• [Exercise directions] Copy every one of the entries below word for word, and leave the pictures out of your answer.

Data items
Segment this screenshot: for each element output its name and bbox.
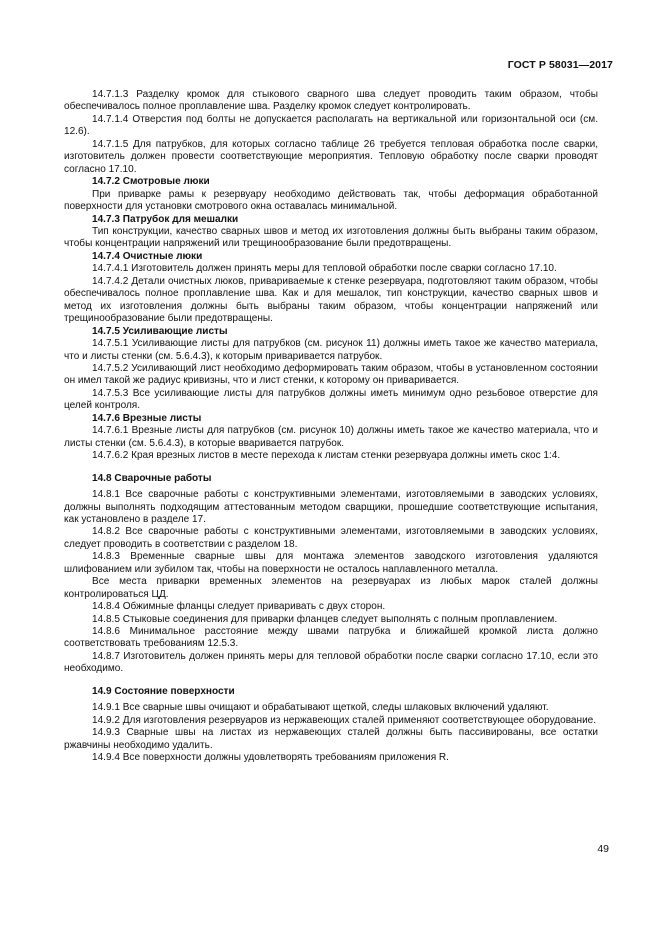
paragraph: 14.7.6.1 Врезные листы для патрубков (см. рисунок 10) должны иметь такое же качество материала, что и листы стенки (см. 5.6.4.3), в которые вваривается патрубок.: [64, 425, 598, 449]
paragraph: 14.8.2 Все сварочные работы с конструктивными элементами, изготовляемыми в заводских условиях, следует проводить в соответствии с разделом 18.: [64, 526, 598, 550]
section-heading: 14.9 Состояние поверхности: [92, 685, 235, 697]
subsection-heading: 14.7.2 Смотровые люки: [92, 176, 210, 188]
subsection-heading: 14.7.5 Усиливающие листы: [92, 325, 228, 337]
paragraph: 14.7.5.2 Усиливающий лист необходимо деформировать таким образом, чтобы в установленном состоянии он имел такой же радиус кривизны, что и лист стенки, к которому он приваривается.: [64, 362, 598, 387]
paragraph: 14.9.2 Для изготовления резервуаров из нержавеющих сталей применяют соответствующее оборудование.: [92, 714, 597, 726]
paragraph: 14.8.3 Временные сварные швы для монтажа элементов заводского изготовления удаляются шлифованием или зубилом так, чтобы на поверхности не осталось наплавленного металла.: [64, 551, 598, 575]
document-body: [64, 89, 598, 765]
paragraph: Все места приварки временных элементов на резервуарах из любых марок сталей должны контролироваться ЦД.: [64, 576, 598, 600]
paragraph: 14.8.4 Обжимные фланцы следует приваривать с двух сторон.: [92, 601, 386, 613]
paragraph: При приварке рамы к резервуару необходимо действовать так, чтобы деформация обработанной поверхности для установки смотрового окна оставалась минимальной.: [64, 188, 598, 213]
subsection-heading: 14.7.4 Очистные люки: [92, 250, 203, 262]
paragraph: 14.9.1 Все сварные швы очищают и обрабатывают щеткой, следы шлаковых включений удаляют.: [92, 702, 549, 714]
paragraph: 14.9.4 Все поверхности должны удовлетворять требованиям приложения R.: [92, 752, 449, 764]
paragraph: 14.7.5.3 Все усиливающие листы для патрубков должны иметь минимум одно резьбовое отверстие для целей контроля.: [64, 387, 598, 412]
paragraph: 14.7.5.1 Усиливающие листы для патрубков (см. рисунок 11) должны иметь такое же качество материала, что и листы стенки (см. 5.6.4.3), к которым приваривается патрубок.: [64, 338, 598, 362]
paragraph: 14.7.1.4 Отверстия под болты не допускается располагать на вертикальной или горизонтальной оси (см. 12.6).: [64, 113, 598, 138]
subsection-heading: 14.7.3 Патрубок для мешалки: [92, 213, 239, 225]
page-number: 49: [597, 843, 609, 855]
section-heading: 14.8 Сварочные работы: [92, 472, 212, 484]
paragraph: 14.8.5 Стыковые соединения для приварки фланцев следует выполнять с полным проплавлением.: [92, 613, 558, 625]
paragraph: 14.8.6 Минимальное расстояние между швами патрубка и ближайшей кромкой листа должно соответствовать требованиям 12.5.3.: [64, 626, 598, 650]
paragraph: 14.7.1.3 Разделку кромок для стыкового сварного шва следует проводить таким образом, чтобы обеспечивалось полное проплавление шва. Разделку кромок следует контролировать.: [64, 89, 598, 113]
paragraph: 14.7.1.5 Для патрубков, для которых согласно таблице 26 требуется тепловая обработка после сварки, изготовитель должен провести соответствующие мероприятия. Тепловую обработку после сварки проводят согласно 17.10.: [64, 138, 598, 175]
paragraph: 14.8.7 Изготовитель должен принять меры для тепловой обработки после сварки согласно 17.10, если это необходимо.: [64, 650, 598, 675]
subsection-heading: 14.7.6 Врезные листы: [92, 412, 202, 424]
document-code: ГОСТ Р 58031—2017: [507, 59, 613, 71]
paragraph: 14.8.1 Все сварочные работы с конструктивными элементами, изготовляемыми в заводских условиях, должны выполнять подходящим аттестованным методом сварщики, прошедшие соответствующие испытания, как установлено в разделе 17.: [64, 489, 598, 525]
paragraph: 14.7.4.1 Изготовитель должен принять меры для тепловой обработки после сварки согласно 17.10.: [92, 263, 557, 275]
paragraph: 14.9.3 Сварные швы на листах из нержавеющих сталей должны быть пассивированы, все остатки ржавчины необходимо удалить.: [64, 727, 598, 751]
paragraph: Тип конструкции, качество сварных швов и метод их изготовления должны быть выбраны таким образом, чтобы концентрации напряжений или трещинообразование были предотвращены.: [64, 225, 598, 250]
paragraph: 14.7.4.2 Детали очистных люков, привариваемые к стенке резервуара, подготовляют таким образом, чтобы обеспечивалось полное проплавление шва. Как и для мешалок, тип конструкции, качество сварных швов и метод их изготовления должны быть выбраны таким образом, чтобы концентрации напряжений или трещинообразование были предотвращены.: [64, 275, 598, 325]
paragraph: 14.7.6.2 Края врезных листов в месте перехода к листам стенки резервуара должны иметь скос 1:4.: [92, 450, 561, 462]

• [Output of the exercise]
Segment this screenshot: for each element output its name and bbox.
paragraph: 14.7.6.1 Врезные листы для патрубков (см. рисунок 10) должны иметь такое же качество материала, что и листы стенки (см. 5.6.4.3), в которые вваривается патрубок.: [64, 425, 598, 449]
paragraph: 14.8.2 Все сварочные работы с конструктивными элементами, изготовляемыми в заводских условиях, следует проводить в соответствии с разделом 18.: [64, 526, 598, 550]
section-heading: 14.9 Состояние поверхности: [92, 685, 235, 697]
subsection-heading: 14.7.2 Смотровые люки: [92, 176, 210, 188]
subsection-heading: 14.7.5 Усиливающие листы: [92, 325, 228, 337]
paragraph: 14.7.5.2 Усиливающий лист необходимо деформировать таким образом, чтобы в установленном состоянии он имел такой же радиус кривизны, что и лист стенки, к которому он приваривается.: [64, 362, 598, 387]
paragraph: 14.9.2 Для изготовления резервуаров из нержавеющих сталей применяют соответствующее оборудование.: [92, 714, 597, 726]
paragraph: 14.8.3 Временные сварные швы для монтажа элементов заводского изготовления удаляются шлифованием или зубилом так, чтобы на поверхности не осталось наплавленного металла.: [64, 551, 598, 575]
document-body: [64, 89, 598, 765]
paragraph: Все места приварки временных элементов на резервуарах из любых марок сталей должны контролироваться ЦД.: [64, 576, 598, 600]
paragraph: 14.8.4 Обжимные фланцы следует приваривать с двух сторон.: [92, 601, 386, 613]
paragraph: При приварке рамы к резервуару необходимо действовать так, чтобы деформация обработанной поверхности для установки смотрового окна оставалась минимальной.: [64, 188, 598, 213]
subsection-heading: 14.7.4 Очистные люки: [92, 250, 203, 262]
paragraph: 14.9.1 Все сварные швы очищают и обрабатывают щеткой, следы шлаковых включений удаляют.: [92, 702, 549, 714]
paragraph: 14.9.4 Все поверхности должны удовлетворять требованиям приложения R.: [92, 752, 449, 764]
paragraph: 14.7.5.3 Все усиливающие листы для патрубков должны иметь минимум одно резьбовое отверстие для целей контроля.: [64, 387, 598, 412]
paragraph: 14.7.5.1 Усиливающие листы для патрубков (см. рисунок 11) должны иметь такое же качество материала, что и листы стенки (см. 5.6.4.3), к которым приваривается патрубок.: [64, 338, 598, 362]
paragraph: 14.7.1.4 Отверстия под болты не допускается располагать на вертикальной или горизонтальной оси (см. 12.6).: [64, 113, 598, 138]
subsection-heading: 14.7.3 Патрубок для мешалки: [92, 213, 239, 225]
page-number: 49: [597, 843, 609, 855]
section-heading: 14.8 Сварочные работы: [92, 472, 212, 484]
paragraph: 14.8.5 Стыковые соединения для приварки фланцев следует выполнять с полным проплавлением.: [92, 613, 558, 625]
paragraph: 14.8.6 Минимальное расстояние между швами патрубка и ближайшей кромкой листа должно соответствовать требованиям 12.5.3.: [64, 626, 598, 650]
paragraph: 14.7.1.3 Разделку кромок для стыкового сварного шва следует проводить таким образом, чтобы обеспечивалось полное проплавление шва. Разделку кромок следует контролировать.: [64, 89, 598, 113]
paragraph: 14.7.1.5 Для патрубков, для которых согласно таблице 26 требуется тепловая обработка после сварки, изготовитель должен провести соответствующие мероприятия. Тепловую обработку после сварки проводят согласно 17.10.: [64, 138, 598, 175]
paragraph: 14.8.7 Изготовитель должен принять меры для тепловой обработки после сварки согласно 17.10, если это необходимо.: [64, 650, 598, 675]
subsection-heading: 14.7.6 Врезные листы: [92, 412, 202, 424]
document-code: ГОСТ Р 58031—2017: [507, 59, 613, 71]
paragraph: 14.8.1 Все сварочные работы с конструктивными элементами, изготовляемыми в заводских условиях, должны выполнять подходящим аттестованным методом сварщики, прошедшие соответствующие испытания, как установлено в разделе 17.: [64, 489, 598, 525]
paragraph: 14.7.4.1 Изготовитель должен принять меры для тепловой обработки после сварки согласно 17.10.: [92, 263, 557, 275]
paragraph: 14.9.3 Сварные швы на листах из нержавеющих сталей должны быть пассивированы, все остатки ржавчины необходимо удалить.: [64, 727, 598, 751]
paragraph: Тип конструкции, качество сварных швов и метод их изготовления должны быть выбраны таким образом, чтобы концентрации напряжений или трещинообразование были предотвращены.: [64, 225, 598, 250]
paragraph: 14.7.4.2 Детали очистных люков, привариваемые к стенке резервуара, подготовляют таким образом, чтобы обеспечивалось полное проплавление шва. Как и для мешалок, тип конструкции, качество сварных швов и метод их изготовления должны быть выбраны таким образом, чтобы концентрации напряжений или трещинообразование были предотвращены.: [64, 275, 598, 325]
paragraph: 14.7.6.2 Края врезных листов в месте перехода к листам стенки резервуара должны иметь скос 1:4.: [92, 450, 561, 462]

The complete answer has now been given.